╔══

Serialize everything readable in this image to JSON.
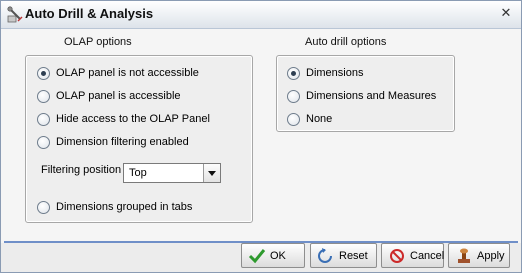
{
  "window": {
    "title": "Auto Drill & Analysis"
  },
  "olap": {
    "heading": "OLAP options",
    "options": [
      {
        "label": "OLAP panel is not accessible",
        "checked": true
      },
      {
        "label": "OLAP panel is accessible",
        "checked": false
      },
      {
        "label": "Hide access to the OLAP Panel",
        "checked": false
      },
      {
        "label": "Dimension filtering enabled",
        "checked": false
      }
    ],
    "filtering_position_label": "Filtering position",
    "filtering_position_value": "Top",
    "grouped_option": {
      "label": "Dimensions grouped in tabs",
      "checked": false
    }
  },
  "autodrill": {
    "heading": "Auto drill options",
    "options": [
      {
        "label": "Dimensions",
        "checked": true
      },
      {
        "label": "Dimensions and Measures",
        "checked": false
      },
      {
        "label": "None",
        "checked": false
      }
    ]
  },
  "buttons": {
    "ok": "OK",
    "reset": "Reset",
    "cancel": "Cancel",
    "apply": "Apply"
  },
  "icons": {
    "title": "drill-wrench-icon",
    "close": "close-icon",
    "ok": "checkmark-icon",
    "reset": "reset-icon",
    "cancel": "cancel-icon",
    "apply": "apply-stamp-icon"
  },
  "colors": {
    "accent": "#6f8fc8",
    "ok_green": "#2e9a2e",
    "cancel_red": "#cc2a2a",
    "reset_blue": "#3a6fb5"
  }
}
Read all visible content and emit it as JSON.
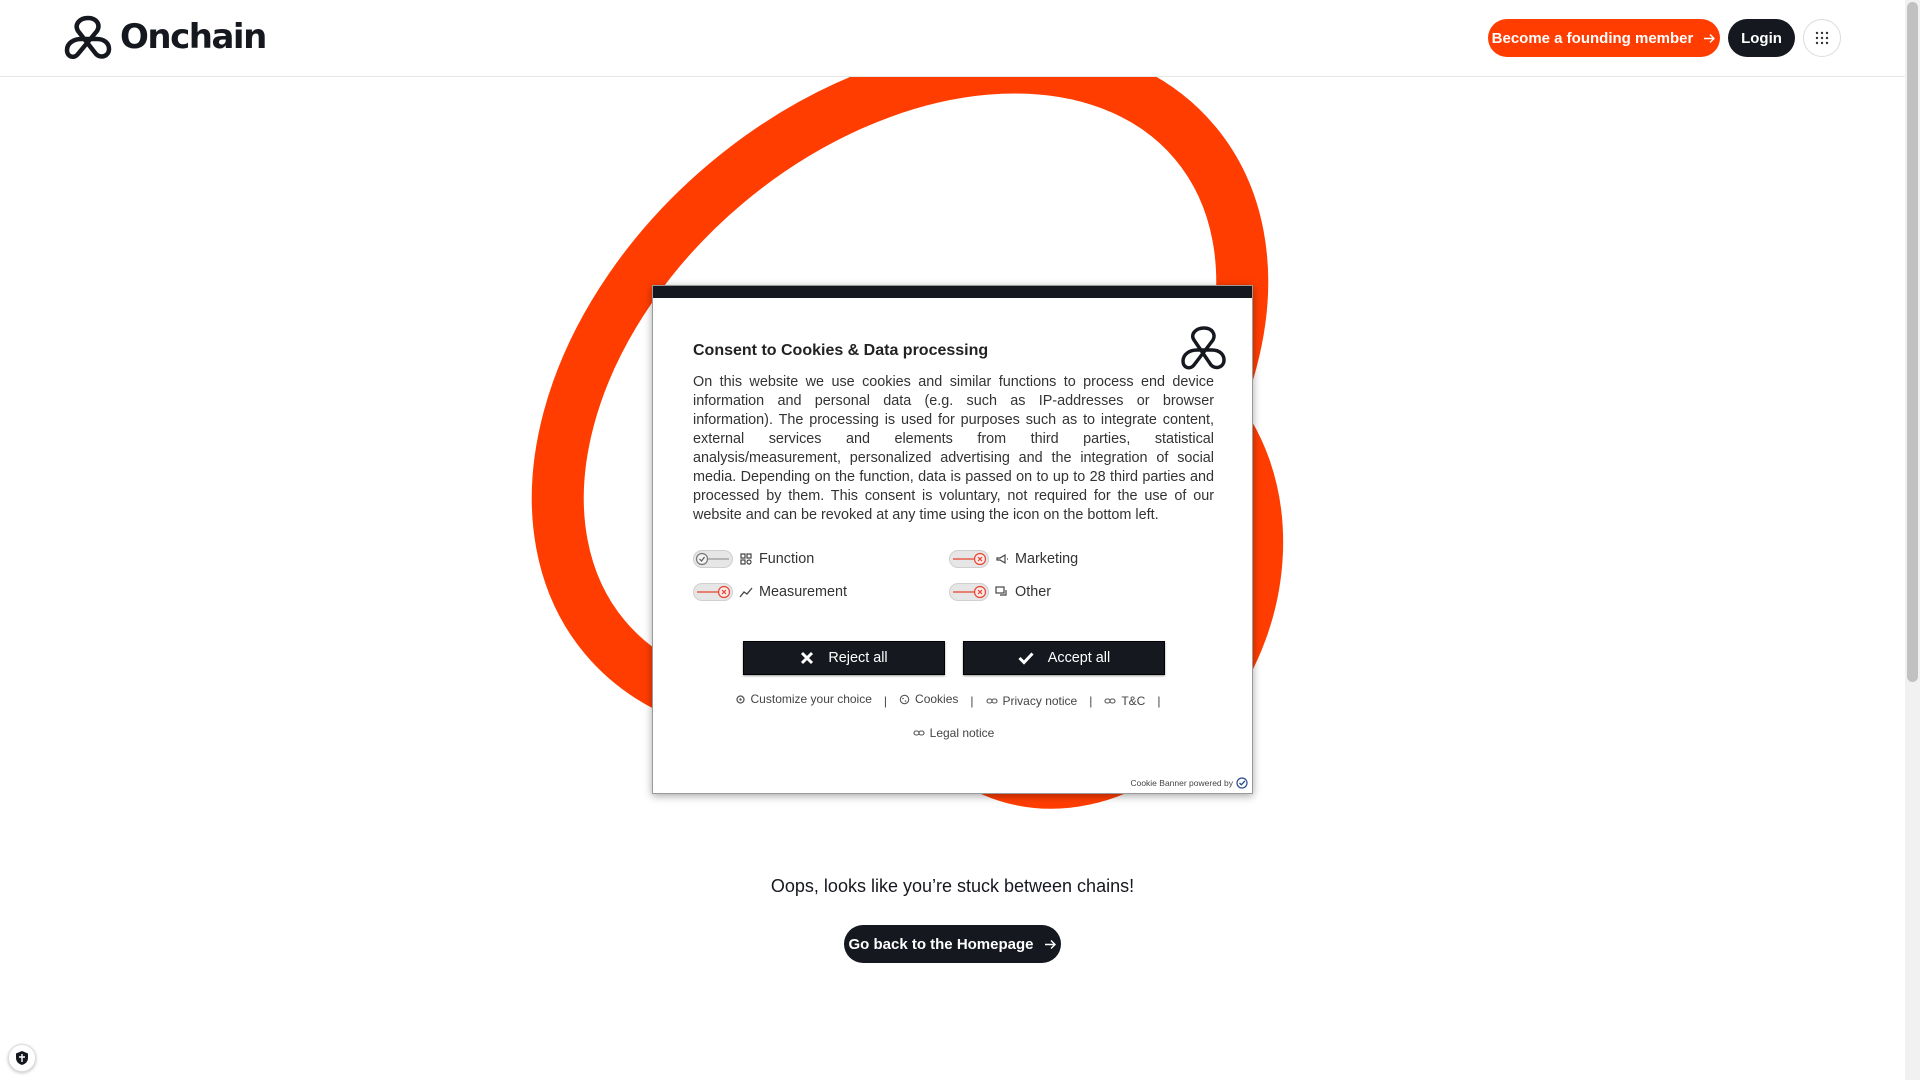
{
  "header": {
    "brand": "Onchain",
    "founding_label": "Become a founding member",
    "login_label": "Login"
  },
  "main": {
    "message": "Oops, looks like you’re stuck between chains!",
    "home_button": "Go back to the Homepage"
  },
  "consent": {
    "title": "Consent to Cookies & Data processing",
    "body": "On this website we use cookies and similar functions to process end device information and personal data (e.g. such as IP-addresses or browser information). The processing is used for purposes such as to integrate content, external services and elements from third parties, statistical analysis/measurement, personalized advertising and the integration of social media. Depending on the function, data is passed on to up to 28 third parties and processed by them. This consent is voluntary, not required for the use of our website and can be revoked at any time using the icon on the bottom left.",
    "options": [
      {
        "label": "Function",
        "icon": "grid-icon",
        "enabled": true
      },
      {
        "label": "Marketing",
        "icon": "megaphone-icon",
        "enabled": false
      },
      {
        "label": "Measurement",
        "icon": "chart-icon",
        "enabled": false
      },
      {
        "label": "Other",
        "icon": "chat-icon",
        "enabled": false
      }
    ],
    "reject_label": "Reject all",
    "accept_label": "Accept all",
    "links": {
      "customize": "Customize your choice",
      "cookies": "Cookies",
      "privacy": "Privacy notice",
      "tc": "T&C",
      "legal": "Legal notice"
    },
    "powered_by": "Cookie Banner powered by"
  },
  "colors": {
    "brand_orange": "#ff3d00",
    "dark": "#15181f",
    "toggle_off_x": "#e8442f"
  }
}
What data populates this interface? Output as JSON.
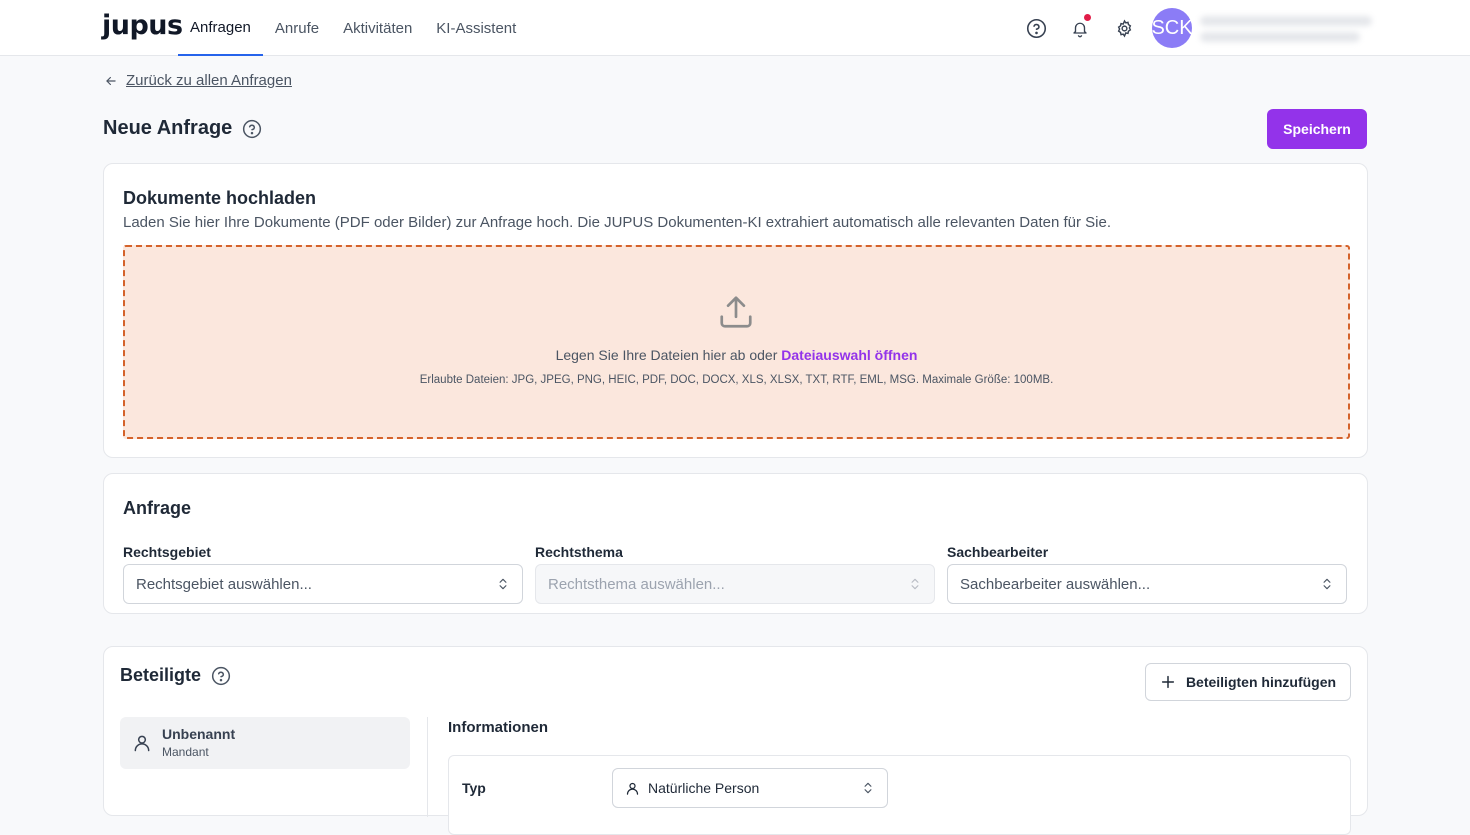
{
  "app": {
    "logo": "jupus"
  },
  "nav": {
    "items": [
      {
        "label": "Anfragen",
        "active": true
      },
      {
        "label": "Anrufe"
      },
      {
        "label": "Aktivitäten"
      },
      {
        "label": "KI-Assistent"
      }
    ]
  },
  "user": {
    "initials": "SCK"
  },
  "back_link": "Zurück zu allen Anfragen",
  "page": {
    "title": "Neue Anfrage",
    "save_label": "Speichern"
  },
  "upload": {
    "title": "Dokumente hochladen",
    "description": "Laden Sie hier Ihre Dokumente (PDF oder Bilder) zur Anfrage hoch. Die JUPUS Dokumenten-KI extrahiert automatisch alle relevanten Daten für Sie.",
    "drop_text": "Legen Sie Ihre Dateien hier ab oder",
    "browse_link": "Dateiauswahl öffnen",
    "allowed": "Erlaubte Dateien: JPG, JPEG, PNG, HEIC, PDF, DOC, DOCX, XLS, XLSX, TXT, RTF, EML, MSG. Maximale Größe: 100MB."
  },
  "request": {
    "title": "Anfrage",
    "fields": [
      {
        "label": "Rechtsgebiet",
        "placeholder": "Rechtsgebiet auswählen...",
        "disabled": false
      },
      {
        "label": "Rechtsthema",
        "placeholder": "Rechtsthema auswählen...",
        "disabled": true
      },
      {
        "label": "Sachbearbeiter",
        "placeholder": "Sachbearbeiter auswählen...",
        "disabled": false
      }
    ]
  },
  "parties": {
    "title": "Beteiligte",
    "add_label": "Beteiligten hinzufügen",
    "list": [
      {
        "name": "Unbenannt",
        "role": "Mandant"
      }
    ],
    "info_title": "Informationen",
    "type_label": "Typ",
    "type_value": "Natürliche Person"
  },
  "colors": {
    "accent": "#9333ea",
    "dropzone_bg": "#fbe7dd",
    "dropzone_border": "#d4622a",
    "avatar": "#8b7cf6",
    "nav_active": "#2563eb",
    "notification": "#e11d48"
  }
}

╚══

Tally every line of the listing that holds the string "accessible", then give the number by itself.

[Task response]: 2